Instructions to follow:
Wherever the word "TradingView" appears in the entries, copy the whole line.
== Records supplied
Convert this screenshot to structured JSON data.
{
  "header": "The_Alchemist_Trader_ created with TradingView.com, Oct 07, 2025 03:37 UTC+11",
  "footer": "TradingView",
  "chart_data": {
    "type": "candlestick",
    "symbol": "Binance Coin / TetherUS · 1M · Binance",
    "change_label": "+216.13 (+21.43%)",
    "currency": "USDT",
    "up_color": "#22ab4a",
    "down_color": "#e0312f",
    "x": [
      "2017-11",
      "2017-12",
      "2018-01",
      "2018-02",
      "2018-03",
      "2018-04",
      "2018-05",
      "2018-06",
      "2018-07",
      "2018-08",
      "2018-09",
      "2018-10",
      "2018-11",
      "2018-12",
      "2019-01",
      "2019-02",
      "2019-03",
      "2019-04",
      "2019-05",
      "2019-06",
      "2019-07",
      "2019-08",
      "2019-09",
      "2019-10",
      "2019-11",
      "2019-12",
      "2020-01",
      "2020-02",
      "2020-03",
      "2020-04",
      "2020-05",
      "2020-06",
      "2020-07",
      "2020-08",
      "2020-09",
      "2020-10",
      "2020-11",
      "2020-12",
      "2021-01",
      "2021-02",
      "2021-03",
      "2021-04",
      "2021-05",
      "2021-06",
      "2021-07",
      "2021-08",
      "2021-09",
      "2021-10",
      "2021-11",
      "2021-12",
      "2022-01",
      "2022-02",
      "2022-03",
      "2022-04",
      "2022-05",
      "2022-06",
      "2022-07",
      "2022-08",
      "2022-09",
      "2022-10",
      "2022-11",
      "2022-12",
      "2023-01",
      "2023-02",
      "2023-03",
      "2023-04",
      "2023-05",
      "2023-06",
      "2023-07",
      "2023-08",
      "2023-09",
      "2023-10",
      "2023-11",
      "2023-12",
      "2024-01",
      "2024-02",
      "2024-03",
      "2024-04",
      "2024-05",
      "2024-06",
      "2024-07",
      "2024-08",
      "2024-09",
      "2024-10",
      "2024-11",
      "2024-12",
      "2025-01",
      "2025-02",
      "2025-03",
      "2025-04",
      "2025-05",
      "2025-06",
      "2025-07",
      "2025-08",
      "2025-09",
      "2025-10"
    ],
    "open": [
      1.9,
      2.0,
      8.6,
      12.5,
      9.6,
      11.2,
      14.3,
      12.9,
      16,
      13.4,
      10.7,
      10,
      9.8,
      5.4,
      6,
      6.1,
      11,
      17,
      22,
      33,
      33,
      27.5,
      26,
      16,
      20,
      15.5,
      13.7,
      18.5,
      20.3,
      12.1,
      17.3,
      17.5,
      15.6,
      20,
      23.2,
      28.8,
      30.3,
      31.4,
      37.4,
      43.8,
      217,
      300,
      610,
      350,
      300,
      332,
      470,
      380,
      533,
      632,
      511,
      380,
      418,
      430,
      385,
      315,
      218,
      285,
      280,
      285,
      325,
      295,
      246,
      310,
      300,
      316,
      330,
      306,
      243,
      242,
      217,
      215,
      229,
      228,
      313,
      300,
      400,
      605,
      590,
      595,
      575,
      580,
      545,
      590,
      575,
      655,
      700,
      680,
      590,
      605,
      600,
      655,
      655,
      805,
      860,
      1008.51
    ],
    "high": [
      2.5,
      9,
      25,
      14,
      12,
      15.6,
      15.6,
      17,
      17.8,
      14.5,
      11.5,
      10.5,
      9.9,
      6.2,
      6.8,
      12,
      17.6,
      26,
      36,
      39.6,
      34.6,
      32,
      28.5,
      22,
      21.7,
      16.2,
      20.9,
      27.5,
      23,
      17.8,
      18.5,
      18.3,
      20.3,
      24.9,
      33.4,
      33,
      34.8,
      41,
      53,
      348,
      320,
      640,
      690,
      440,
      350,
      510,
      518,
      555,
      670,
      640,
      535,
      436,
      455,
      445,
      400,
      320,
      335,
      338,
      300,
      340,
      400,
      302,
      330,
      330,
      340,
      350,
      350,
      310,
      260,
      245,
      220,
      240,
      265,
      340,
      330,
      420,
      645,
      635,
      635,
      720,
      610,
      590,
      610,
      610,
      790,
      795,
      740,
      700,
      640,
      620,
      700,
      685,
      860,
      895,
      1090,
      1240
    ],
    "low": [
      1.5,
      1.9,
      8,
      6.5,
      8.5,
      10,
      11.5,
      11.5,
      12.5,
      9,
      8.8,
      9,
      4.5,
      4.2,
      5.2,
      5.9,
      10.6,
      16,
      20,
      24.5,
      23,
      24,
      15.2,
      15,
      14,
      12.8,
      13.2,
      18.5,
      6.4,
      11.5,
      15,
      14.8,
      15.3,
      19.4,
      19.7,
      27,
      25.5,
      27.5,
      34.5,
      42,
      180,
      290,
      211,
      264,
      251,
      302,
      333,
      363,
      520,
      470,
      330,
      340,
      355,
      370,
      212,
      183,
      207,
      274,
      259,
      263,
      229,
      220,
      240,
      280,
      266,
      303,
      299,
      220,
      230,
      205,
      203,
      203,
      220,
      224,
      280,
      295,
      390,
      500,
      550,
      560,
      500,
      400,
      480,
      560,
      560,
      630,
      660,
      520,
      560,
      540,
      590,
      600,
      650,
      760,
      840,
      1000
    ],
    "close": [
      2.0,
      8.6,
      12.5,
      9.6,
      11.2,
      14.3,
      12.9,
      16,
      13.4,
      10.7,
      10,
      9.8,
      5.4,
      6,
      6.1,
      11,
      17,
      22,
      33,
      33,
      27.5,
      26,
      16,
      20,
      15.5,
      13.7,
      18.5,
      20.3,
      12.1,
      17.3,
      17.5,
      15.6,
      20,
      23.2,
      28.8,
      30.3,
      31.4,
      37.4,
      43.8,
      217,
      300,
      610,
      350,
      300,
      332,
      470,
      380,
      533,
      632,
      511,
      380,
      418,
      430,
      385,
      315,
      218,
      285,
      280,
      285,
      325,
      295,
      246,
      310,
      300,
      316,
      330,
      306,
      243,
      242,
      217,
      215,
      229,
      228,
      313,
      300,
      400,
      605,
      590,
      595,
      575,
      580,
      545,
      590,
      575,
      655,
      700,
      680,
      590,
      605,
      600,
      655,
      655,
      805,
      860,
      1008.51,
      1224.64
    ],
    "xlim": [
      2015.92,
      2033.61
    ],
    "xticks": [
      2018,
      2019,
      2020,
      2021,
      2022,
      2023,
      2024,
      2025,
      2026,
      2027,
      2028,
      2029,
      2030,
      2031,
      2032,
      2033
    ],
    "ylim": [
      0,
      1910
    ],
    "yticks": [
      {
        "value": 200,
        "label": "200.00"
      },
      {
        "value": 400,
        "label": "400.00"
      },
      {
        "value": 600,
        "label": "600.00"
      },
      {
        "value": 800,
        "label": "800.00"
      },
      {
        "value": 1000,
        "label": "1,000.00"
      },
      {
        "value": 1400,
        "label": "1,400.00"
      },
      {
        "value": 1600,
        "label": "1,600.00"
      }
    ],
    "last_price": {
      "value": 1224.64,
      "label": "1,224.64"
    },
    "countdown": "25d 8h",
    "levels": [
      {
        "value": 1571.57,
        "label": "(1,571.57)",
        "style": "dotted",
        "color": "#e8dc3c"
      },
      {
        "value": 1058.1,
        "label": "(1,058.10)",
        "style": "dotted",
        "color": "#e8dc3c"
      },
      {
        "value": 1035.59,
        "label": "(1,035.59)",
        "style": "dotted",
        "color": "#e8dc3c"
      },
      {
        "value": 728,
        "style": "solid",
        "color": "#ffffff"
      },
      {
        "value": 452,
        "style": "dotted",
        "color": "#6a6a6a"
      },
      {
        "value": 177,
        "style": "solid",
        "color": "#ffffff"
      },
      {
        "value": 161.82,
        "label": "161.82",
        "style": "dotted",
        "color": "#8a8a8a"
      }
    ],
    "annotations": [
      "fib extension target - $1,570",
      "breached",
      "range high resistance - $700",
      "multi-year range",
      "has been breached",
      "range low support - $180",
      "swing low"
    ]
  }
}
====
Exercise solution:
  "header": "The_Alchemist_Trader_ created with TradingView.com, Oct 07, 2025 03:37 UTC+11",
  "footer": "TradingView",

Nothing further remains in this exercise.